--- START ---

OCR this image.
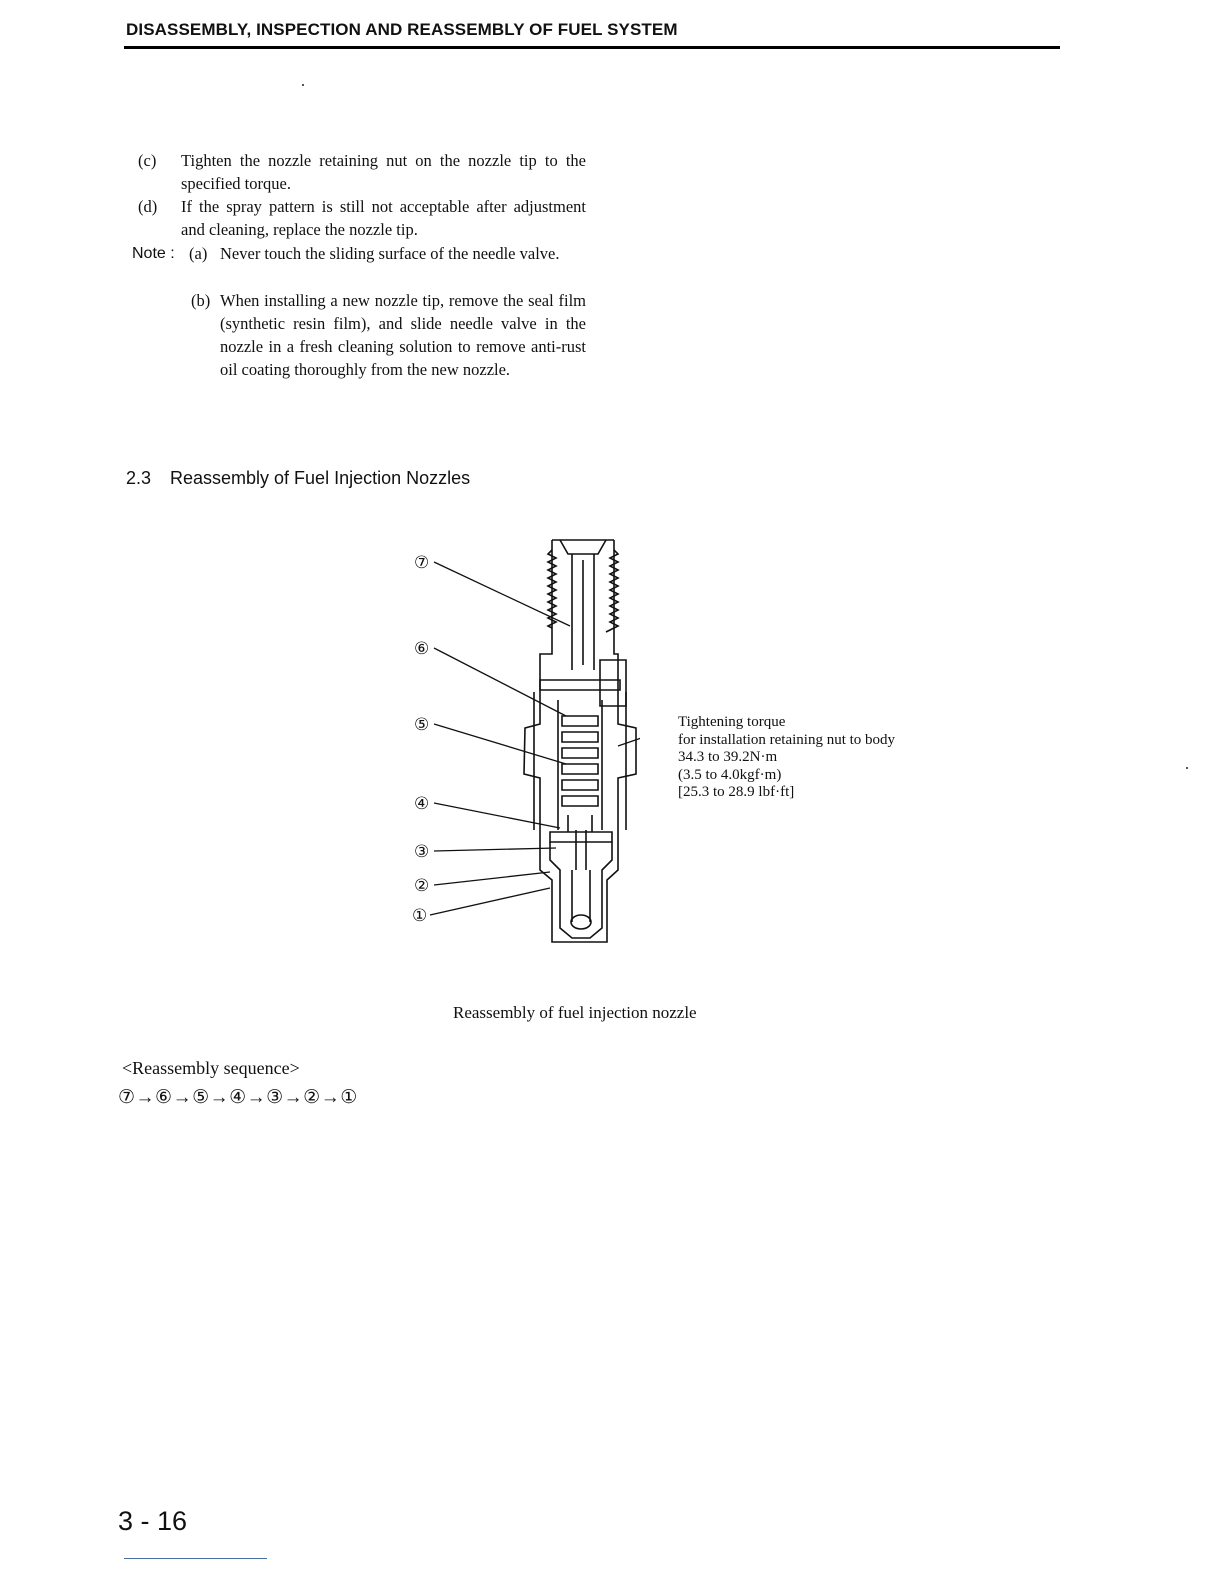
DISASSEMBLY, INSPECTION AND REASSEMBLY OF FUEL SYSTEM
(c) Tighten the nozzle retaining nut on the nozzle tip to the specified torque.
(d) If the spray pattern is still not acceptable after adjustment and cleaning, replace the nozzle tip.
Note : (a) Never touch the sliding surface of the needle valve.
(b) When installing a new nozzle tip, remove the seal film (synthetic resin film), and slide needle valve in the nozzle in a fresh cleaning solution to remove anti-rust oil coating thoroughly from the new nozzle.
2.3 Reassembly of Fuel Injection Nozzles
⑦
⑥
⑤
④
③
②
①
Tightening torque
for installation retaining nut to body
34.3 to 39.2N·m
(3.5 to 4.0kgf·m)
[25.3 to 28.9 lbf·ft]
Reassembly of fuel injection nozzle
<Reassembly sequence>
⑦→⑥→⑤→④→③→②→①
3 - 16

--- END ---
--- START ---

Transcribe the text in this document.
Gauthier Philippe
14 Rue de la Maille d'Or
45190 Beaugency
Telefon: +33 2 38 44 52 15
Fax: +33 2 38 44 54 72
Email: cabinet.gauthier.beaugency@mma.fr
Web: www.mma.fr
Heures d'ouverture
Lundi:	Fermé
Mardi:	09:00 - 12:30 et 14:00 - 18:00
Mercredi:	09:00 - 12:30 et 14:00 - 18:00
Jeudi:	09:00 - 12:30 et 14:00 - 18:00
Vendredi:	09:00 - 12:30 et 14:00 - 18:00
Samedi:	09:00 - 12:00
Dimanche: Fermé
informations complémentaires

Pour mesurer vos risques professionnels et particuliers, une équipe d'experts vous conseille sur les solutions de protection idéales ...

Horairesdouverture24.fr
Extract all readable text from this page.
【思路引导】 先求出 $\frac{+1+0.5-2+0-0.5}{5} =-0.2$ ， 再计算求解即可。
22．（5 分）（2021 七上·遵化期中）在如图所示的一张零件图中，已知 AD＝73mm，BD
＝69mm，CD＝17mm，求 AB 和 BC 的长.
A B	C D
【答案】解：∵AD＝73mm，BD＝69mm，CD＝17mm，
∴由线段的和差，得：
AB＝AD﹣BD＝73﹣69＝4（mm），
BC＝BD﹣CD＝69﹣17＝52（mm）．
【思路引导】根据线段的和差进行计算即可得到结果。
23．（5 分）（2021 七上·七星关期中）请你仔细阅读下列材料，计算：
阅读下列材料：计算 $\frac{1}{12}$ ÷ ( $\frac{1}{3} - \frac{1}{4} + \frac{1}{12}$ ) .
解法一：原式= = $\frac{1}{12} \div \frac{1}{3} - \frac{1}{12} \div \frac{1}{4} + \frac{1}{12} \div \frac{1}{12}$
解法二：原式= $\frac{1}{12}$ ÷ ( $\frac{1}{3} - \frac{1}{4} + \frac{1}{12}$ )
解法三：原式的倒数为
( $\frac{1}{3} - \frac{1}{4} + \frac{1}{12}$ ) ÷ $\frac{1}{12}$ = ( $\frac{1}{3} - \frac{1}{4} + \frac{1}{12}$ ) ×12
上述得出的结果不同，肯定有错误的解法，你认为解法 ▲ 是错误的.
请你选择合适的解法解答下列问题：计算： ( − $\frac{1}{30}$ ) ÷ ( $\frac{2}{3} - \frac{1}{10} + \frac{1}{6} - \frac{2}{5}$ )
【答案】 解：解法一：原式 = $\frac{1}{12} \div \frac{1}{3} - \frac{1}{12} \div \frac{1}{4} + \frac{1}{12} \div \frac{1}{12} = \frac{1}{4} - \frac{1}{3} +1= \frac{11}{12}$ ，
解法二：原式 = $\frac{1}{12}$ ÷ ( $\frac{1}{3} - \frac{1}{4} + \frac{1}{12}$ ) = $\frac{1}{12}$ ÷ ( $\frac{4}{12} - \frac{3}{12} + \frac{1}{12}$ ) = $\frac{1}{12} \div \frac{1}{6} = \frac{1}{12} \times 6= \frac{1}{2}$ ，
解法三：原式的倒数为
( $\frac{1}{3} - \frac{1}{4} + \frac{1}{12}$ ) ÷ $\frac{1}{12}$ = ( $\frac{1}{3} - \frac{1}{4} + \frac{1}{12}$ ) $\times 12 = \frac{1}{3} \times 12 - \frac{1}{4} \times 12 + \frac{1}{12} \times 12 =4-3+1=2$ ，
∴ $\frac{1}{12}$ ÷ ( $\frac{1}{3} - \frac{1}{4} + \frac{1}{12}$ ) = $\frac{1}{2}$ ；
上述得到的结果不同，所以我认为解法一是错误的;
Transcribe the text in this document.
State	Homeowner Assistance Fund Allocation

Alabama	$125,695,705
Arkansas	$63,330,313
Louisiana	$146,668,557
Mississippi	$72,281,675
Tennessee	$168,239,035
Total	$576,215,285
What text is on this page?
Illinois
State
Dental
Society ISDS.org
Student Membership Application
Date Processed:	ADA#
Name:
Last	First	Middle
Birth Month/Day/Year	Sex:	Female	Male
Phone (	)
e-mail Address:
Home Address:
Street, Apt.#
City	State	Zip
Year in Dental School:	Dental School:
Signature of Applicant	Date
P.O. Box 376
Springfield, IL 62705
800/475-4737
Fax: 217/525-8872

--- END ---

### WHAT YOU NEED TO DO
Which lines contain "torque"? Copy each of them.

### THE SOLUTION
(c) Tighten the nozzle retaining nut on the nozzle tip to the specified torque.
Tightening torque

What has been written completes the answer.